◆ **Instruction**
For each line of the data below that holds "Flexfields", copy the line.

◆ **Data for the task**
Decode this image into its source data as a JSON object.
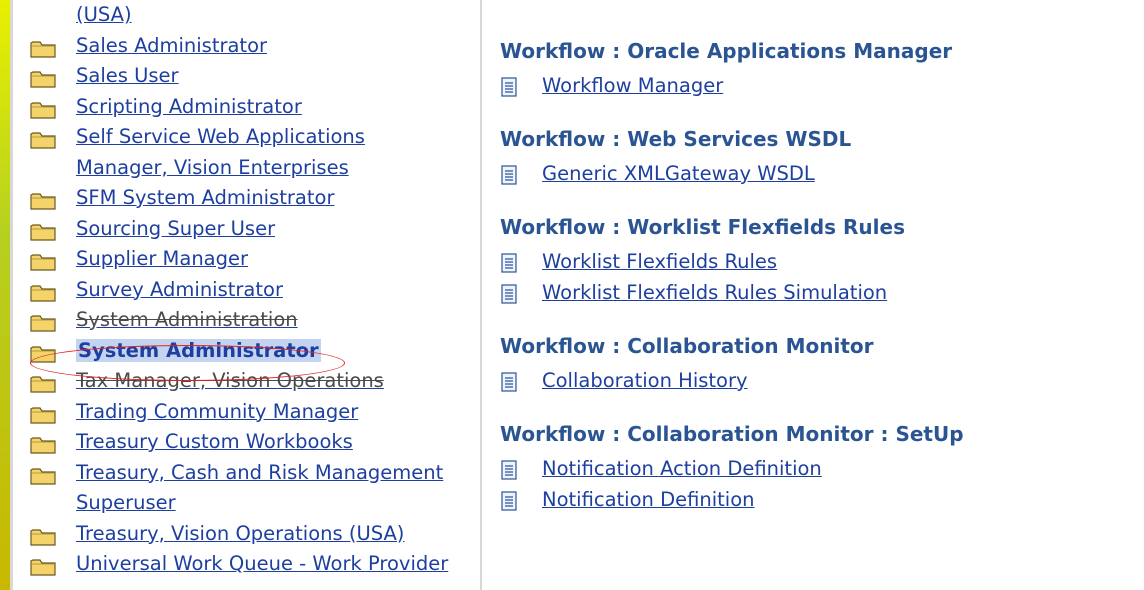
{
  "left_list": {
    "items": [
      {
        "text": "(USA)",
        "cont": true
      },
      {
        "text": "Sales Administrator"
      },
      {
        "text": "Sales User"
      },
      {
        "text": "Scripting Administrator"
      },
      {
        "text": "Self Service Web Applications"
      },
      {
        "text": "Manager, Vision Enterprises",
        "cont": true
      },
      {
        "text": "SFM System Administrator"
      },
      {
        "text": "Sourcing Super User"
      },
      {
        "text": "Supplier Manager"
      },
      {
        "text": "Survey Administrator"
      },
      {
        "text": "System Administration",
        "strike": true
      },
      {
        "text": "System Administrator",
        "selected": true
      },
      {
        "text": "Tax Manager, Vision Operations",
        "strike": true
      },
      {
        "text": "Trading Community Manager"
      },
      {
        "text": "Treasury Custom Workbooks"
      },
      {
        "text": "Treasury, Cash and Risk Management"
      },
      {
        "text": "Superuser",
        "cont": true
      },
      {
        "text": "Treasury, Vision Operations (USA)"
      },
      {
        "text": "Universal Work Queue - Work Provider"
      }
    ]
  },
  "sections": [
    {
      "heading": "Workflow : Oracle Applications Manager",
      "links": [
        "Workflow Manager"
      ]
    },
    {
      "heading": "Workflow : Web Services WSDL",
      "links": [
        "Generic XMLGateway WSDL"
      ]
    },
    {
      "heading": "Workflow : Worklist Flexfields Rules",
      "links": [
        "Worklist Flexfields Rules",
        "Worklist Flexfields Rules Simulation"
      ]
    },
    {
      "heading": "Workflow : Collaboration Monitor",
      "links": [
        "Collaboration History"
      ]
    },
    {
      "heading": "Workflow : Collaboration Monitor : SetUp",
      "links": [
        "Notification Action Definition",
        "Notification Definition"
      ]
    }
  ],
  "colors": {
    "link": "#1d3f9f",
    "heading": "#2b5592",
    "highlight_ellipse": "#e12222",
    "background": "#ffff22"
  },
  "icons": {
    "folder": "folder-icon",
    "document": "document-icon"
  }
}
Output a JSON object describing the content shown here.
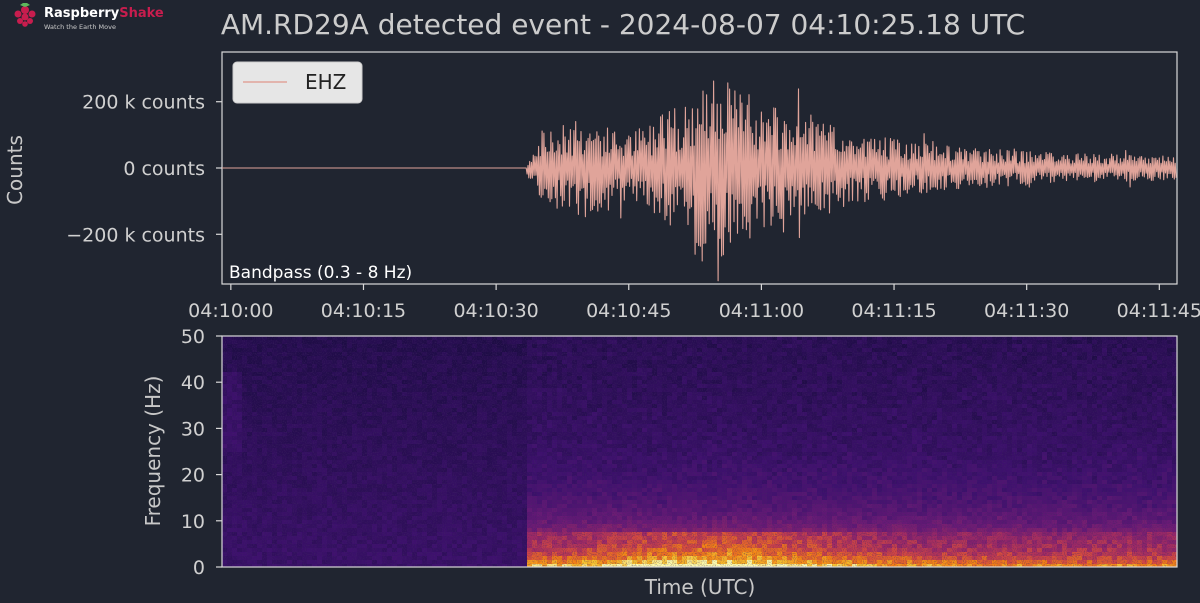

◆ **Full output**
      "heading": "Workflow : Worklist Flexfields Rules",
        "Worklist Flexfields Rules",
        "Worklist Flexfields Rules Simulation"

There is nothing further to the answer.